The request: Note how many lines contain "screenshot" and give that number, with nothing else.

Raw records:
►
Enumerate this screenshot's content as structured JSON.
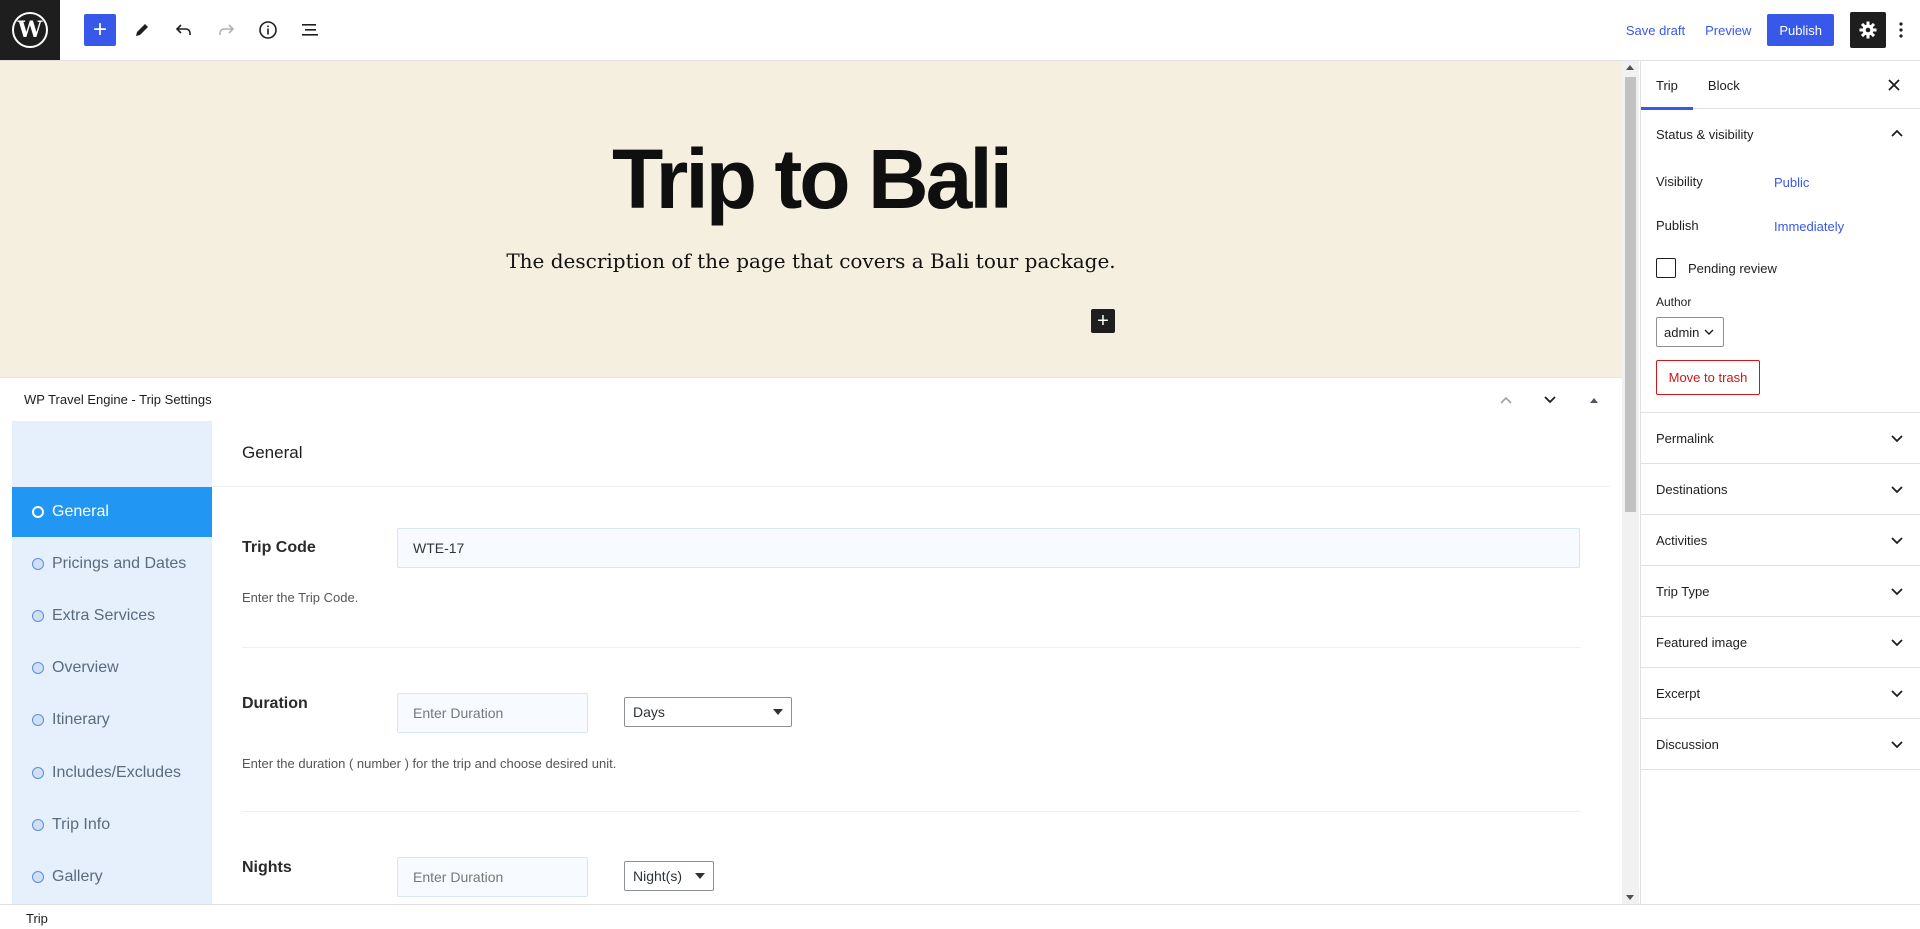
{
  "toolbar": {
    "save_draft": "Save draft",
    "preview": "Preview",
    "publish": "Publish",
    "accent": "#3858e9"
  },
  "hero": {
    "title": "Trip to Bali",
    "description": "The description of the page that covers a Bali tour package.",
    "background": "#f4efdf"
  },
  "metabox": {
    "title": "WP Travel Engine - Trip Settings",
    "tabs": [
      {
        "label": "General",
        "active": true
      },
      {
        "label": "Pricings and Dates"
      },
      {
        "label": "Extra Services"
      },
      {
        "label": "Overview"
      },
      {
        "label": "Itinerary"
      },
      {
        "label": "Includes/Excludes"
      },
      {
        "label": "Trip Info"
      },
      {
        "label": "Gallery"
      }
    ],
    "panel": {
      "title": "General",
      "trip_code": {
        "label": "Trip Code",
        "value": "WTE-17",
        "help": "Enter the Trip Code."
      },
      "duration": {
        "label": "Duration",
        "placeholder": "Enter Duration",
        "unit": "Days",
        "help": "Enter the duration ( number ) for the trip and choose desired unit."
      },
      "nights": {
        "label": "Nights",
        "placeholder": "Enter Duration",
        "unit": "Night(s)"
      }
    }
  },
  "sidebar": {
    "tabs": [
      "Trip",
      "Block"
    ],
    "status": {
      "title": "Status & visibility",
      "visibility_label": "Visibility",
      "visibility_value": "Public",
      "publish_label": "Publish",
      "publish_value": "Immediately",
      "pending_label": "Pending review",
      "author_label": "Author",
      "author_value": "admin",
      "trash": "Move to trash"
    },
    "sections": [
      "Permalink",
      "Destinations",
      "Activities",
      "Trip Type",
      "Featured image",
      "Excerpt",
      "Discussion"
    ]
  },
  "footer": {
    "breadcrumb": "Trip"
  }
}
◄
►
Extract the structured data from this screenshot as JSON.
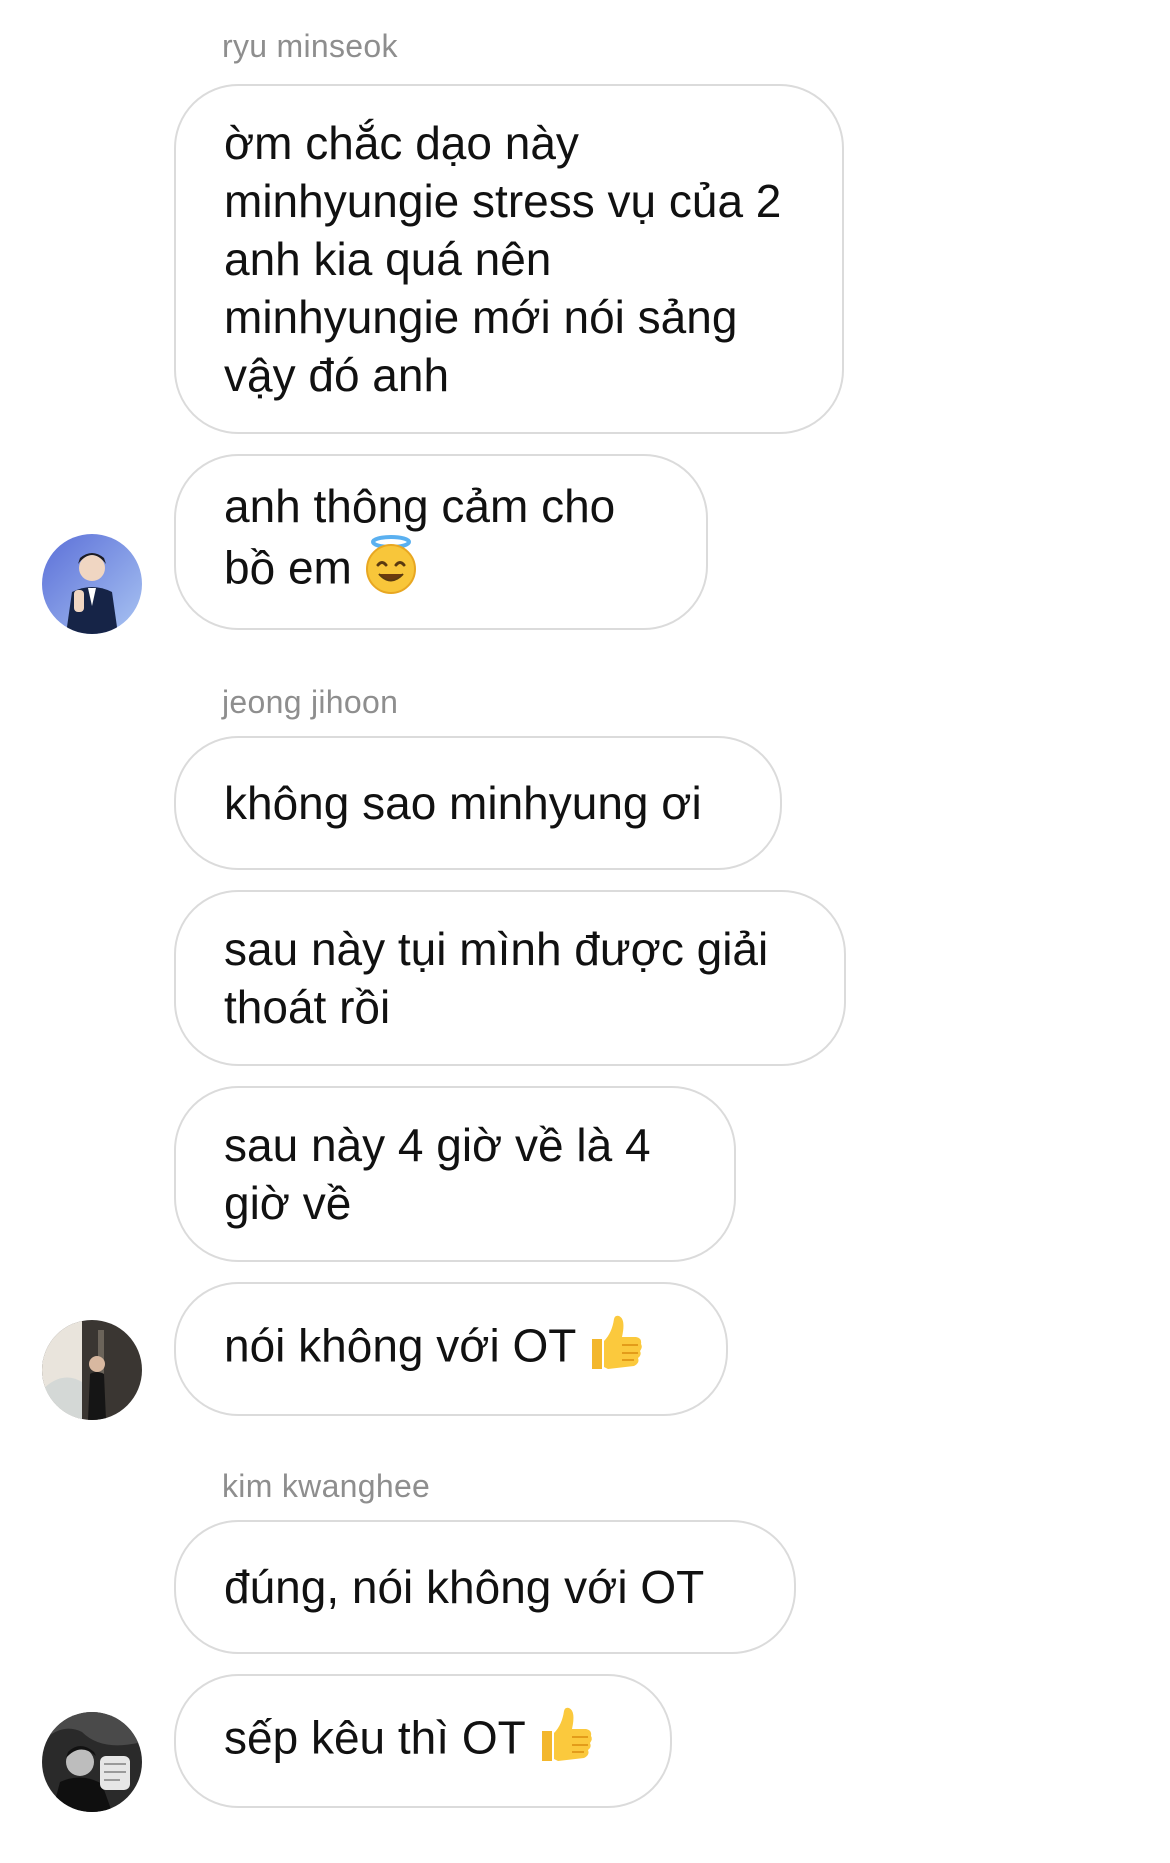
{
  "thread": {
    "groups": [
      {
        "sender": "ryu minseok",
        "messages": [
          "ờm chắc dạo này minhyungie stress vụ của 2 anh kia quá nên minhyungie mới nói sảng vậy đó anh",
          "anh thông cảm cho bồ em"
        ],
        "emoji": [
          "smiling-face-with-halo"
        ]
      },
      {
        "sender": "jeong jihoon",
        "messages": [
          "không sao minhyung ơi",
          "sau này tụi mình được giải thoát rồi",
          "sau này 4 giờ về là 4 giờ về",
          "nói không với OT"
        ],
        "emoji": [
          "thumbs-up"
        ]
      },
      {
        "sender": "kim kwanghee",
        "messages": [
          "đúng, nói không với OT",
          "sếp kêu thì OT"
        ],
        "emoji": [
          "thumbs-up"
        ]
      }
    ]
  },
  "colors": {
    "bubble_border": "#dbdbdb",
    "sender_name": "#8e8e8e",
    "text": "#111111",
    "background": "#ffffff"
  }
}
◄
The output: 2